(Stored items from a collection)
================

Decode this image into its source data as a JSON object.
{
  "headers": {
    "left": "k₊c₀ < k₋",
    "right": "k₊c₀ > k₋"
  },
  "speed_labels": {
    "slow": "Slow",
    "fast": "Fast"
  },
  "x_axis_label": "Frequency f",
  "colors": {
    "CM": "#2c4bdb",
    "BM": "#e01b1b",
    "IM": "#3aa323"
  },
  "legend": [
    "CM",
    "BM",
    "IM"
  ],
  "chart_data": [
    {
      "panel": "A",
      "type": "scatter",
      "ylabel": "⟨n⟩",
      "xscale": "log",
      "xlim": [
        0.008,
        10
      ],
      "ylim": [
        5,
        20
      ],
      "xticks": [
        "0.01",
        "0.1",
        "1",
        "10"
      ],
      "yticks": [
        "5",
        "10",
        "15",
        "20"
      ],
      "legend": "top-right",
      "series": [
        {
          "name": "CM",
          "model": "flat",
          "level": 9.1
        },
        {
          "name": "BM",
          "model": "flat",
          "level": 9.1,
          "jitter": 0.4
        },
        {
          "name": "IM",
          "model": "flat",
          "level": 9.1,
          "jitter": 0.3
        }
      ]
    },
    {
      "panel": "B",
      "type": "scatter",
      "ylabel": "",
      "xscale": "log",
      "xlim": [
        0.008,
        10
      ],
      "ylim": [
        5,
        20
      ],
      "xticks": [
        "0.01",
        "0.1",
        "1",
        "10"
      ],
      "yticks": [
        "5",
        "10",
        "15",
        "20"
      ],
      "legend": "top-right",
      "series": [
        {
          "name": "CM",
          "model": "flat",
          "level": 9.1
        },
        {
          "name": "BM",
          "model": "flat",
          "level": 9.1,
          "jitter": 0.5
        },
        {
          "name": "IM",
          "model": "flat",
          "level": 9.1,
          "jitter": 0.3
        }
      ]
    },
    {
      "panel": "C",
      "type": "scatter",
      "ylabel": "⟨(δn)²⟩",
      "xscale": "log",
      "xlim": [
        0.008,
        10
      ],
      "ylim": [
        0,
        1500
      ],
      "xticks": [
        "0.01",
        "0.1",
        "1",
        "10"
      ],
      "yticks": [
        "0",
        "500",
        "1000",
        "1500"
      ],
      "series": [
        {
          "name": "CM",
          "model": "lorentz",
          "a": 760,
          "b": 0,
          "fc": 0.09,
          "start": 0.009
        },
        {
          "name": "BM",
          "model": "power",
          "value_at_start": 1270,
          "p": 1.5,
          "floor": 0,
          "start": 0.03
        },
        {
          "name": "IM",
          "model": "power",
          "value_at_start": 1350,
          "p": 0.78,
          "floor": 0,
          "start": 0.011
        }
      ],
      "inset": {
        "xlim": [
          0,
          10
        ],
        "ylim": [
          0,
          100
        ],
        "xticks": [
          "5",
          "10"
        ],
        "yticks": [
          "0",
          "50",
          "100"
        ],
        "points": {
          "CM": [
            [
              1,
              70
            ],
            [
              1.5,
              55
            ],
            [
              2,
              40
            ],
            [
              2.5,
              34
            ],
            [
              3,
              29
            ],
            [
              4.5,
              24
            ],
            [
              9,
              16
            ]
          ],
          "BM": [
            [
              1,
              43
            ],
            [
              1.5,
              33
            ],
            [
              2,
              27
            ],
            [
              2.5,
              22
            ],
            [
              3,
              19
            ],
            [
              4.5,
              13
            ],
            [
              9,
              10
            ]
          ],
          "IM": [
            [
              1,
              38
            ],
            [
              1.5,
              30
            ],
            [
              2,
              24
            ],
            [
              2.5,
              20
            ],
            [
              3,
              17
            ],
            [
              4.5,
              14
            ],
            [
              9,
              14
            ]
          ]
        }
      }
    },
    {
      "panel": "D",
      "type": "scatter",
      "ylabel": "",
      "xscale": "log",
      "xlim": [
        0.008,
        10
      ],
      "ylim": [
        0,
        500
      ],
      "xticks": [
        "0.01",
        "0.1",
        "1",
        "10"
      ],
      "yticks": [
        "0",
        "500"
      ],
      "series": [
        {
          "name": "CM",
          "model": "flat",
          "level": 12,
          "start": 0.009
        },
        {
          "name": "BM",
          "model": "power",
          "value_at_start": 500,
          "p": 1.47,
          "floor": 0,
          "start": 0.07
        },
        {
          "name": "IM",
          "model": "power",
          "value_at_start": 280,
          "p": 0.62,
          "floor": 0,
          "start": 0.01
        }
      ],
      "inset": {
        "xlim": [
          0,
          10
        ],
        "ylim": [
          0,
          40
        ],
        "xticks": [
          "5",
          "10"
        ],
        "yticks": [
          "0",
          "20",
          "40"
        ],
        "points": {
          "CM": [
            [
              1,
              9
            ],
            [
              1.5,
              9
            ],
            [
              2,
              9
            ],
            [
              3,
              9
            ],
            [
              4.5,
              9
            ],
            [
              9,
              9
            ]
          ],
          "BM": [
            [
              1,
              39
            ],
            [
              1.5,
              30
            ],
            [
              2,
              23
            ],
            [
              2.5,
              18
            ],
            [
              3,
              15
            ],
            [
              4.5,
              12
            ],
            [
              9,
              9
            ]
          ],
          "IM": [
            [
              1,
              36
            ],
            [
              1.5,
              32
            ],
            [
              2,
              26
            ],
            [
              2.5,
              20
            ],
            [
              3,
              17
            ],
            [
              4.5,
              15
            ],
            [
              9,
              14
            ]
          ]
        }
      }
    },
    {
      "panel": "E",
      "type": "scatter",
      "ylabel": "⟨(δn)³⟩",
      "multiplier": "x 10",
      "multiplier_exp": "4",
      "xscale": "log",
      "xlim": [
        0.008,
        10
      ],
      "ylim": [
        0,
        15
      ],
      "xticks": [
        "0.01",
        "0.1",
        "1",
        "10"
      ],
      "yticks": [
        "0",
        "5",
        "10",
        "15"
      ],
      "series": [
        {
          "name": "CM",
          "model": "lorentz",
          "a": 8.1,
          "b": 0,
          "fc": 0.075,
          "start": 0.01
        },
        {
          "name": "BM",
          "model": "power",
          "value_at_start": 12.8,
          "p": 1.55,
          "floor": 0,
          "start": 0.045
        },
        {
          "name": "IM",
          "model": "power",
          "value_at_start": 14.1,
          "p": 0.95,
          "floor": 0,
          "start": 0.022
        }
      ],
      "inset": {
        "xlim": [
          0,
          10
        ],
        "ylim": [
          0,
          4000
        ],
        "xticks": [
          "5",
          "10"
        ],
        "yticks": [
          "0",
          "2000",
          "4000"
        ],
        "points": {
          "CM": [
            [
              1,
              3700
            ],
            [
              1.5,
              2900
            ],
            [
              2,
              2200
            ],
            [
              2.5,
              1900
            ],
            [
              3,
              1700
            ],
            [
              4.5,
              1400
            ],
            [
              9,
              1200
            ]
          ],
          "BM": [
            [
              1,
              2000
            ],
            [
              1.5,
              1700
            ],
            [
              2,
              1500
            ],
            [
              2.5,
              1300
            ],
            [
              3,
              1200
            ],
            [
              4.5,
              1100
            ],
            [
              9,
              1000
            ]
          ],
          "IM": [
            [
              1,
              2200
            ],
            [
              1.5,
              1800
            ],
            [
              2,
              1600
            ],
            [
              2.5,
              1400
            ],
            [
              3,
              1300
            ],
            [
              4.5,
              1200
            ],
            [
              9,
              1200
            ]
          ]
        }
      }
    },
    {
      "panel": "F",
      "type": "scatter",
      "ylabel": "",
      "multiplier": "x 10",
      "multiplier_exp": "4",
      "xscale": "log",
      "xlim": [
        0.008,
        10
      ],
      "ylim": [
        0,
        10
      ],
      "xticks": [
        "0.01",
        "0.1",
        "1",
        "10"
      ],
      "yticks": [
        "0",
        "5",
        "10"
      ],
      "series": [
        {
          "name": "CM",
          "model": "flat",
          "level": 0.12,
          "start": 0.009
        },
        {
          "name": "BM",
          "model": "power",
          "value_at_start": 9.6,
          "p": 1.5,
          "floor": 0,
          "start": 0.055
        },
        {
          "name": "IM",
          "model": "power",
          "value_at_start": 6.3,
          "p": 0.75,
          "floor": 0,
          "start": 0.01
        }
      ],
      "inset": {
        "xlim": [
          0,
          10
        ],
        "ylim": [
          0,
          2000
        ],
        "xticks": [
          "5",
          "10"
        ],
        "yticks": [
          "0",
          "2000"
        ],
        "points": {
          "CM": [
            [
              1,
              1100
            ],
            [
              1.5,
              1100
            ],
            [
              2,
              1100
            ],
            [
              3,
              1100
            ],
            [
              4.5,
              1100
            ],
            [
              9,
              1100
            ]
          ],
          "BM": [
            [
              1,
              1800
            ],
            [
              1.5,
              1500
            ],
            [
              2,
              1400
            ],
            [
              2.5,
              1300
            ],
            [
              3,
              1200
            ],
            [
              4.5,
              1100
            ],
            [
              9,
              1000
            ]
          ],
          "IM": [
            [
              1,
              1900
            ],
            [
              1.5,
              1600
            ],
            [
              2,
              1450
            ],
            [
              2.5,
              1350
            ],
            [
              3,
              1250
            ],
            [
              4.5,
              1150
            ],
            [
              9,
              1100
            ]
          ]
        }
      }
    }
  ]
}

================

Task objective:
Go through the records and gather the lines that hold "panel".

Result of this task:
      "panel": "A",
      "panel": "B",
      "panel": "C",
      "panel": "D",
      "panel": "E",
      "panel": "F",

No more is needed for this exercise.